**REQUIREMENTS**
Without omitting anything, retype the data that follows.

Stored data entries
—————

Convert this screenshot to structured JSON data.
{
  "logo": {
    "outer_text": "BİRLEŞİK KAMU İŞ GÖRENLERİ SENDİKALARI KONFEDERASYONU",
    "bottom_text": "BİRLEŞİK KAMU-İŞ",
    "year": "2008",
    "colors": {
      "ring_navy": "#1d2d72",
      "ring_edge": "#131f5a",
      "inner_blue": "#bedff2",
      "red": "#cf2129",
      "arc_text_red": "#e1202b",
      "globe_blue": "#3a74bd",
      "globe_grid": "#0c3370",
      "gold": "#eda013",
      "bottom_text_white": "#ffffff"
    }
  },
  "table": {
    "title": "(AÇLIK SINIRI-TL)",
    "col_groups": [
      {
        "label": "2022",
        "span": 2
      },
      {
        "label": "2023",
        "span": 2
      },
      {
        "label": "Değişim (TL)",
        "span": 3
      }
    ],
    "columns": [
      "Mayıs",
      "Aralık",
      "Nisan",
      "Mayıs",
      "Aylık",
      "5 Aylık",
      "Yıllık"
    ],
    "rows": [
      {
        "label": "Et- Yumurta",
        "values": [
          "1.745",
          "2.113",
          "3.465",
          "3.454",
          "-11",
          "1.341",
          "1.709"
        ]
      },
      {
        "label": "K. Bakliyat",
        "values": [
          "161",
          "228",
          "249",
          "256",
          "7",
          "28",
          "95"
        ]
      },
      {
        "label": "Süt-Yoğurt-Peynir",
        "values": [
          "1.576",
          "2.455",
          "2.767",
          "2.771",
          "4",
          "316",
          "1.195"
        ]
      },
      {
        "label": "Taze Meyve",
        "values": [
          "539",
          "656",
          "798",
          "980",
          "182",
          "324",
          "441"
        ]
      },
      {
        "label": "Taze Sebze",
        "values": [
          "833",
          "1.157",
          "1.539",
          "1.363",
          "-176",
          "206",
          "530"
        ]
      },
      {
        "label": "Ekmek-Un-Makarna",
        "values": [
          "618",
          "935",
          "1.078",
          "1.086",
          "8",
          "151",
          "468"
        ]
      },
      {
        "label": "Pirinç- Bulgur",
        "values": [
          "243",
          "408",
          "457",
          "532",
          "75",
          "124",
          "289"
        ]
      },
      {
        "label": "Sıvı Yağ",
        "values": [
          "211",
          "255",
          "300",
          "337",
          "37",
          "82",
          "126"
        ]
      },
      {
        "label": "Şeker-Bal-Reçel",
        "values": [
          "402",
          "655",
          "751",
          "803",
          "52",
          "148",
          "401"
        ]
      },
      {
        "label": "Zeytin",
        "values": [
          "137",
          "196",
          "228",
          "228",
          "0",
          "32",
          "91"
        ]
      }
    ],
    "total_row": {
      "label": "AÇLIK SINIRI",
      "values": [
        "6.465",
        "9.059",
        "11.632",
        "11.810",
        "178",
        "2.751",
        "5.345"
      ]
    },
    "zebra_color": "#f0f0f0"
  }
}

—————

**RESPONSE TO THIS TASK**
Convert this screenshot to structured JSON data.
{
  "logo": {
    "outer_text": "BİRLEŞİK KAMU İŞ GÖRENLERİ SENDİKALARI KONFEDERASYONU",
    "bottom_text": "BİRLEŞİK KAMU-İŞ",
    "year": "2008",
    "colors": {
      "ring_navy": "#1d2d72",
      "ring_edge": "#131f5a",
      "inner_blue": "#bedff2",
      "red": "#cf2129",
      "arc_text_red": "#e1202b",
      "globe_blue": "#3a74bd",
      "globe_grid": "#0c3370",
      "gold": "#eda013",
      "bottom_text_white": "#ffffff"
    }
  },
  "table": {
    "title": "(AÇLIK SINIRI-TL)",
    "col_groups": [
      {
        "label": "2022",
        "span": 2
      },
      {
        "label": "2023",
        "span": 2
      },
      {
        "label": "Değişim (TL)",
        "span": 3
      }
    ],
    "columns": [
      "Mayıs",
      "Aralık",
      "Nisan",
      "Mayıs",
      "Aylık",
      "5 Aylık",
      "Yıllık"
    ],
    "rows": [
      {
        "label": "Et- Yumurta",
        "values": [
          "1.745",
          "2.113",
          "3.465",
          "3.454",
          "-11",
          "1.341",
          "1.709"
        ]
      },
      {
        "label": "K. Bakliyat",
        "values": [
          "161",
          "228",
          "249",
          "256",
          "7",
          "28",
          "95"
        ]
      },
      {
        "label": "Süt-Yoğurt-Peynir",
        "values": [
          "1.576",
          "2.455",
          "2.767",
          "2.771",
          "4",
          "316",
          "1.195"
        ]
      },
      {
        "label": "Taze Meyve",
        "values": [
          "539",
          "656",
          "798",
          "980",
          "182",
          "324",
          "441"
        ]
      },
      {
        "label": "Taze Sebze",
        "values": [
          "833",
          "1.157",
          "1.539",
          "1.363",
          "-176",
          "206",
          "530"
        ]
      },
      {
        "label": "Ekmek-Un-Makarna",
        "values": [
          "618",
          "935",
          "1.078",
          "1.086",
          "8",
          "151",
          "468"
        ]
      },
      {
        "label": "Pirinç- Bulgur",
        "values": [
          "243",
          "408",
          "457",
          "532",
          "75",
          "124",
          "289"
        ]
      },
      {
        "label": "Sıvı Yağ",
        "values": [
          "211",
          "255",
          "300",
          "337",
          "37",
          "82",
          "126"
        ]
      },
      {
        "label": "Şeker-Bal-Reçel",
        "values": [
          "402",
          "655",
          "751",
          "803",
          "52",
          "148",
          "401"
        ]
      },
      {
        "label": "Zeytin",
        "values": [
          "137",
          "196",
          "228",
          "228",
          "0",
          "32",
          "91"
        ]
      }
    ],
    "total_row": {
      "label": "AÇLIK SINIRI",
      "values": [
        "6.465",
        "9.059",
        "11.632",
        "11.810",
        "178",
        "2.751",
        "5.345"
      ]
    },
    "zebra_color": "#f0f0f0"
  }
}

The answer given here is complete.